(Collected data)

## START

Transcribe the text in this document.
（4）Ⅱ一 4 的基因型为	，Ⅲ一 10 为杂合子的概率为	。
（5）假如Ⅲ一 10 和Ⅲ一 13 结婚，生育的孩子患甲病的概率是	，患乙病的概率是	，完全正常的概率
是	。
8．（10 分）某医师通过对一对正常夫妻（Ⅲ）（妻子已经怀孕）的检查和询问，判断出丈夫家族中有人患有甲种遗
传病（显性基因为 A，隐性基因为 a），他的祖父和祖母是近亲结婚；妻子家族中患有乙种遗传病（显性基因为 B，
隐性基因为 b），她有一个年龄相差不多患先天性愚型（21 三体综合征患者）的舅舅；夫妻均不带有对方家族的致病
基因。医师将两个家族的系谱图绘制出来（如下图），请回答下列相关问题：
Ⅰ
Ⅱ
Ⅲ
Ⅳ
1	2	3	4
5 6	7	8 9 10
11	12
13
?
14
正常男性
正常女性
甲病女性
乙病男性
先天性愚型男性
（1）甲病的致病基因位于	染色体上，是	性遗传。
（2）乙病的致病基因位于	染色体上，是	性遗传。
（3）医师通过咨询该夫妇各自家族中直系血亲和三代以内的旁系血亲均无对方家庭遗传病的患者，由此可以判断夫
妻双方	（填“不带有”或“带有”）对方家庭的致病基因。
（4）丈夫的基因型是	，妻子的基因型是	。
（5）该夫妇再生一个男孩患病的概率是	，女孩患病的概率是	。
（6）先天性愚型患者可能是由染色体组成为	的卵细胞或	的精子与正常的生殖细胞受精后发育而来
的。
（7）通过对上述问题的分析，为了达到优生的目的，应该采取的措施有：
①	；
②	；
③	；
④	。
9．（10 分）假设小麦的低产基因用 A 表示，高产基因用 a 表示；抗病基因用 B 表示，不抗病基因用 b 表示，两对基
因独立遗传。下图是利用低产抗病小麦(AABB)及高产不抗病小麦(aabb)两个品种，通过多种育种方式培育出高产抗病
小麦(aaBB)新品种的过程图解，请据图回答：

## END

EXERCISE BRIEF: Reproduce every line of the listing above in which the string "隐性基因为" appears.

EXERCISE SOLUTION:
传病（显性基因为 A，隐性基因为 a），他的祖父和祖母是近亲结婚；妻子家族中患有乙种遗传病（显性基因为 B，
隐性基因为 b），她有一个年龄相差不多患先天性愚型（21 三体综合征患者）的舅舅；夫妻均不带有对方家族的致病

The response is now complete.